SOURCE DATA
━━━━━━━━━━━━━━━━━━━━
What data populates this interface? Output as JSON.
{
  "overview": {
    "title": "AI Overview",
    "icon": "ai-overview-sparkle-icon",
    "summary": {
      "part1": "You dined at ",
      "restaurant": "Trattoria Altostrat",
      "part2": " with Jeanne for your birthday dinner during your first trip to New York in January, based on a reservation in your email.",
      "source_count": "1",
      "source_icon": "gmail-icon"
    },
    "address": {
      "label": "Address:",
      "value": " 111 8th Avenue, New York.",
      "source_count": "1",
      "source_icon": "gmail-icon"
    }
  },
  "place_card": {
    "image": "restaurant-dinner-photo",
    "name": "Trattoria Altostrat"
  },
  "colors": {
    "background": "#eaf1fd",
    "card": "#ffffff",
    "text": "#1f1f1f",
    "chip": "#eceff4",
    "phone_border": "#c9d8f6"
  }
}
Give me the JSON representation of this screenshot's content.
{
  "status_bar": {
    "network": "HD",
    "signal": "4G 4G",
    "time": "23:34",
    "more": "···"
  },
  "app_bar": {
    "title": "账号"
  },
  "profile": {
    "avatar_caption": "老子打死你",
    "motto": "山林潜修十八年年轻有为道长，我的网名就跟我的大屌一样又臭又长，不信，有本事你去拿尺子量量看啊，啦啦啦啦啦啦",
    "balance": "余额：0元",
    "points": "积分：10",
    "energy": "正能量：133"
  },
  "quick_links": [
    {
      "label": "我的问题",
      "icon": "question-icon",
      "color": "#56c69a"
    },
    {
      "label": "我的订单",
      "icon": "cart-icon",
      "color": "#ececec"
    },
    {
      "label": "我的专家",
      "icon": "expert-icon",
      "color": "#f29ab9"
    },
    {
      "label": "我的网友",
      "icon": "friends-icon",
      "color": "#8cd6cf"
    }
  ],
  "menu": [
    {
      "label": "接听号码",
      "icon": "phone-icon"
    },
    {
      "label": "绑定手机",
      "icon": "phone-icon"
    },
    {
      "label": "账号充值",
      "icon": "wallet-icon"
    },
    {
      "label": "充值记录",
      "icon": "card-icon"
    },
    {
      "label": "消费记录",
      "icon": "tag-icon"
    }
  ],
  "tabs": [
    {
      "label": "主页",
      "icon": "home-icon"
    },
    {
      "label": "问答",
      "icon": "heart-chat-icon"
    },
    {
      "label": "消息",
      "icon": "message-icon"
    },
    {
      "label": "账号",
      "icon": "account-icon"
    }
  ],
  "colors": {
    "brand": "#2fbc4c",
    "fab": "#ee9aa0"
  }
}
━━━━━━━━━━━━━━━━━━━━
Write the entries again, exactly as they stand.

What data populates this interface? Output as JSON.
{
  "overview": {
    "title": "AI Overview",
    "icon": "ai-overview-sparkle-icon",
    "summary": {
      "part1": "You dined at ",
      "restaurant": "Trattoria Altostrat",
      "part2": " with Jeanne for your birthday dinner during your first trip to New York in January, based on a reservation in your email.",
      "source_count": "1",
      "source_icon": "gmail-icon"
    },
    "address": {
      "label": "Address:",
      "value": " 111 8th Avenue, New York.",
      "source_count": "1",
      "source_icon": "gmail-icon"
    }
  },
  "place_card": {
    "image": "restaurant-dinner-photo",
    "name": "Trattoria Altostrat"
  },
  "colors": {
    "background": "#eaf1fd",
    "card": "#ffffff",
    "text": "#1f1f1f",
    "chip": "#eceff4",
    "phone_border": "#c9d8f6"
  }
}
Give me the JSON representation of this screenshot's content.
{
  "status_bar": {
    "network": "HD",
    "signal": "4G 4G",
    "time": "23:34",
    "more": "···"
  },
  "app_bar": {
    "title": "账号"
  },
  "profile": {
    "avatar_caption": "老子打死你",
    "motto": "山林潜修十八年年轻有为道长，我的网名就跟我的大屌一样又臭又长，不信，有本事你去拿尺子量量看啊，啦啦啦啦啦啦",
    "balance": "余额：0元",
    "points": "积分：10",
    "energy": "正能量：133"
  },
  "quick_links": [
    {
      "label": "我的问题",
      "icon": "question-icon",
      "color": "#56c69a"
    },
    {
      "label": "我的订单",
      "icon": "cart-icon",
      "color": "#ececec"
    },
    {
      "label": "我的专家",
      "icon": "expert-icon",
      "color": "#f29ab9"
    },
    {
      "label": "我的网友",
      "icon": "friends-icon",
      "color": "#8cd6cf"
    }
  ],
  "menu": [
    {
      "label": "接听号码",
      "icon": "phone-icon"
    },
    {
      "label": "绑定手机",
      "icon": "phone-icon"
    },
    {
      "label": "账号充值",
      "icon": "wallet-icon"
    },
    {
      "label": "充值记录",
      "icon": "card-icon"
    },
    {
      "label": "消费记录",
      "icon": "tag-icon"
    }
  ],
  "tabs": [
    {
      "label": "主页",
      "icon": "home-icon"
    },
    {
      "label": "问答",
      "icon": "heart-chat-icon"
    },
    {
      "label": "消息",
      "icon": "message-icon"
    },
    {
      "label": "账号",
      "icon": "account-icon"
    }
  ],
  "colors": {
    "brand": "#2fbc4c",
    "fab": "#ee9aa0"
  }
}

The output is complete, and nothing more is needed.